■ **Short problem**:
Pull each line holding the word "replies" from the data.

■ **Stored records**:

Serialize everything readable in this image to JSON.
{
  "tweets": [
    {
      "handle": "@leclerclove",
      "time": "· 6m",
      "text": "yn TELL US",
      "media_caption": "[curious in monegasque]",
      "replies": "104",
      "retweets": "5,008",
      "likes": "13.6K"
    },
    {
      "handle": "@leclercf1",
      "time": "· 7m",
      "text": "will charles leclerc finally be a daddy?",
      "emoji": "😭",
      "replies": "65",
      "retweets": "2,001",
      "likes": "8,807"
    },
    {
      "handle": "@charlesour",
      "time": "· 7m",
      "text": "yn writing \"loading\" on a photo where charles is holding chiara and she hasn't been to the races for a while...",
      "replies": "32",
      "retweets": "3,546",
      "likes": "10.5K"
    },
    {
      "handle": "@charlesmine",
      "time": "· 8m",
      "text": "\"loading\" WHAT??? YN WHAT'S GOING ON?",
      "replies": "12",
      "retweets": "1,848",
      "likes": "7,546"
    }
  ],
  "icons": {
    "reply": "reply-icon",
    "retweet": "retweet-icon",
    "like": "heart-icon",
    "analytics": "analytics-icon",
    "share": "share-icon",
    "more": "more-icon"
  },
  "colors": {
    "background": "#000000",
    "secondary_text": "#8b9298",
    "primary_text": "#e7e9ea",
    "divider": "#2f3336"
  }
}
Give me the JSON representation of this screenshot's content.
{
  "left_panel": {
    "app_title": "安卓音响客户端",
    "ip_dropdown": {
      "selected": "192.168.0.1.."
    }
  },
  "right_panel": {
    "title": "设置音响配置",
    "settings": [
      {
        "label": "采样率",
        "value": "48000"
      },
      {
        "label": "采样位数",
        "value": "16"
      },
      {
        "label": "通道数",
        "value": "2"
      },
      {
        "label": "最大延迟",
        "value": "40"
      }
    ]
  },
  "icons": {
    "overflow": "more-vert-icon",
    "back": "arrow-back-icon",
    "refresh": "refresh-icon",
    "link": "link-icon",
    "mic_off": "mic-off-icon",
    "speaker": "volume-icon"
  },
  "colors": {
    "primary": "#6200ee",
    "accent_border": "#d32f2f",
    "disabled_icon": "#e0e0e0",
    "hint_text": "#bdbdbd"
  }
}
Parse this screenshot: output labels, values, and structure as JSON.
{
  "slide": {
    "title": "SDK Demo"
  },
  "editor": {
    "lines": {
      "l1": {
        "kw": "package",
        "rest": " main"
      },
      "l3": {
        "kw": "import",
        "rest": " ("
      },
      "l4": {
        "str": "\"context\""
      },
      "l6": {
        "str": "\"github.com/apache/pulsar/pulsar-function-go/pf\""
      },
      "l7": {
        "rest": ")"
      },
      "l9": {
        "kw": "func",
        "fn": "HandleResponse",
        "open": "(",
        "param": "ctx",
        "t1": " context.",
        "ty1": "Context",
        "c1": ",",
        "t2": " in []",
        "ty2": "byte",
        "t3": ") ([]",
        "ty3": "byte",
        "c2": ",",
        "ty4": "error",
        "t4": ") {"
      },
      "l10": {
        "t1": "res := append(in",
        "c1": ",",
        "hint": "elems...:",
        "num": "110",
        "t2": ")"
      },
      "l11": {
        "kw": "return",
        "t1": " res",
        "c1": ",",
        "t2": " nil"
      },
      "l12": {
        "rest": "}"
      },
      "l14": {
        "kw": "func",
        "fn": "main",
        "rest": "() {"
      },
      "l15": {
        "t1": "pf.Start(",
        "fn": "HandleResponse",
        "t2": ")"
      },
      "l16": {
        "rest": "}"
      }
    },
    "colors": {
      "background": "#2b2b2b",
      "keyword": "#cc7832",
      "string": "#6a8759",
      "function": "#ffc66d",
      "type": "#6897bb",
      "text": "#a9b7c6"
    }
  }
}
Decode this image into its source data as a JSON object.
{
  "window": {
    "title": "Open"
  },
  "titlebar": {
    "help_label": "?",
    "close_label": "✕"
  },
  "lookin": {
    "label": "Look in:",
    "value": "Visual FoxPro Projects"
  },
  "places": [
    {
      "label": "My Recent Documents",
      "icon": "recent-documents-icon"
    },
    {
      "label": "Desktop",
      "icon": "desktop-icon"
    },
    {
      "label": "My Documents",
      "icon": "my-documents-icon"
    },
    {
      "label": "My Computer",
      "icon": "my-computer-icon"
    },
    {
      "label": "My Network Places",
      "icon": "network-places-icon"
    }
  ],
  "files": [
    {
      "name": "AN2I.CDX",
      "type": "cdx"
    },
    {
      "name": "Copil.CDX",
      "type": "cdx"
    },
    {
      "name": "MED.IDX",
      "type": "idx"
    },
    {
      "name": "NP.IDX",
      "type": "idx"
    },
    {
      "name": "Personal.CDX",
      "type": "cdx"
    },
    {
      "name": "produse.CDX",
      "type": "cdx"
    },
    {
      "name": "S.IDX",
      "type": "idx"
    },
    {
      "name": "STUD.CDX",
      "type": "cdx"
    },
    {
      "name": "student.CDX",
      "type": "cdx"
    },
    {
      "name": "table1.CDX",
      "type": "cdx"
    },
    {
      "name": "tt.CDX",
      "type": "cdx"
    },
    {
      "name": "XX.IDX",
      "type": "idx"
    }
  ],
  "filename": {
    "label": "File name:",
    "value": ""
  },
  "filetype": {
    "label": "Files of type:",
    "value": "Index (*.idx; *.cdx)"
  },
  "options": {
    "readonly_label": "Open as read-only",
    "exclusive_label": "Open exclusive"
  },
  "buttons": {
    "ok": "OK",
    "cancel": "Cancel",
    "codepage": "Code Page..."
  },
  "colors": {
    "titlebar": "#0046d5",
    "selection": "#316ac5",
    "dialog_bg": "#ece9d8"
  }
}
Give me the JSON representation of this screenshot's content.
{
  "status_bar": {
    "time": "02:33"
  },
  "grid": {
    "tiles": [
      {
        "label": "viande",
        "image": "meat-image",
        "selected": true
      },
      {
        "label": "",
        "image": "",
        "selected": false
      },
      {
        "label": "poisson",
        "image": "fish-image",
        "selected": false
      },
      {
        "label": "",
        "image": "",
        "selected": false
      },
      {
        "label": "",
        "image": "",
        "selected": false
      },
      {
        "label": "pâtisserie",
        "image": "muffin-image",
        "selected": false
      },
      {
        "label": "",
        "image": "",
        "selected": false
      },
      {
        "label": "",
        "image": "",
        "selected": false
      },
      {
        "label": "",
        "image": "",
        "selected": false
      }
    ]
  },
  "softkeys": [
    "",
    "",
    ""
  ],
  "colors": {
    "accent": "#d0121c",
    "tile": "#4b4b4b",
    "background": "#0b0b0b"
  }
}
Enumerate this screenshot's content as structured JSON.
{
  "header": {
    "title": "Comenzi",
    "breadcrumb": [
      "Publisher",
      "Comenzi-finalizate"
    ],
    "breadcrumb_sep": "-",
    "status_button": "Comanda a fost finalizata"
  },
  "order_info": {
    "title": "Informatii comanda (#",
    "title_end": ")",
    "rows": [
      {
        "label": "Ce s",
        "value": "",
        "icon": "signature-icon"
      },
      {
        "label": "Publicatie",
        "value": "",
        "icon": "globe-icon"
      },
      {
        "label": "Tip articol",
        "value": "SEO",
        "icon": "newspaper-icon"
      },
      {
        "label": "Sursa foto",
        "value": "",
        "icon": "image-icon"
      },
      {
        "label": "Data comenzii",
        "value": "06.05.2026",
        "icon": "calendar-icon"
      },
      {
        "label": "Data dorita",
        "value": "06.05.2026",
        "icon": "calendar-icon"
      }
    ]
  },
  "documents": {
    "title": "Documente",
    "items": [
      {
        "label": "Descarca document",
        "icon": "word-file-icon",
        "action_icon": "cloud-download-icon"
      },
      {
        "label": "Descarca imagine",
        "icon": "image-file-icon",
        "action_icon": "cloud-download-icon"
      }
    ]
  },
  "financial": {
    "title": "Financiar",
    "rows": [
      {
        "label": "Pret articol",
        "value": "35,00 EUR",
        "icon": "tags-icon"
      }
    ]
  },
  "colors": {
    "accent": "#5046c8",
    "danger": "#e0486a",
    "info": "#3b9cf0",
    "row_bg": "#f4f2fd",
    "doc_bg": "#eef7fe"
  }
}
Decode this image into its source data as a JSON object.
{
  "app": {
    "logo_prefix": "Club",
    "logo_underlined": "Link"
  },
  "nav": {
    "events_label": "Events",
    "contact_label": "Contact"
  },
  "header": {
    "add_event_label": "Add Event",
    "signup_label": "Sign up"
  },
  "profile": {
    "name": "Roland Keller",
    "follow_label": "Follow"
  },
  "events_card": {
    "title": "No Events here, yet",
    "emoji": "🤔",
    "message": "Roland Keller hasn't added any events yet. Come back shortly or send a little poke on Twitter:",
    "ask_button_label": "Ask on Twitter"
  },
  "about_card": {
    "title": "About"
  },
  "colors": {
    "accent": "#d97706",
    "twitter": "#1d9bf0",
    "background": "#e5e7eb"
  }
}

■ **Written response**:
      "replies": "104",
      "replies": "65",
      "replies": "32",
      "replies": "12",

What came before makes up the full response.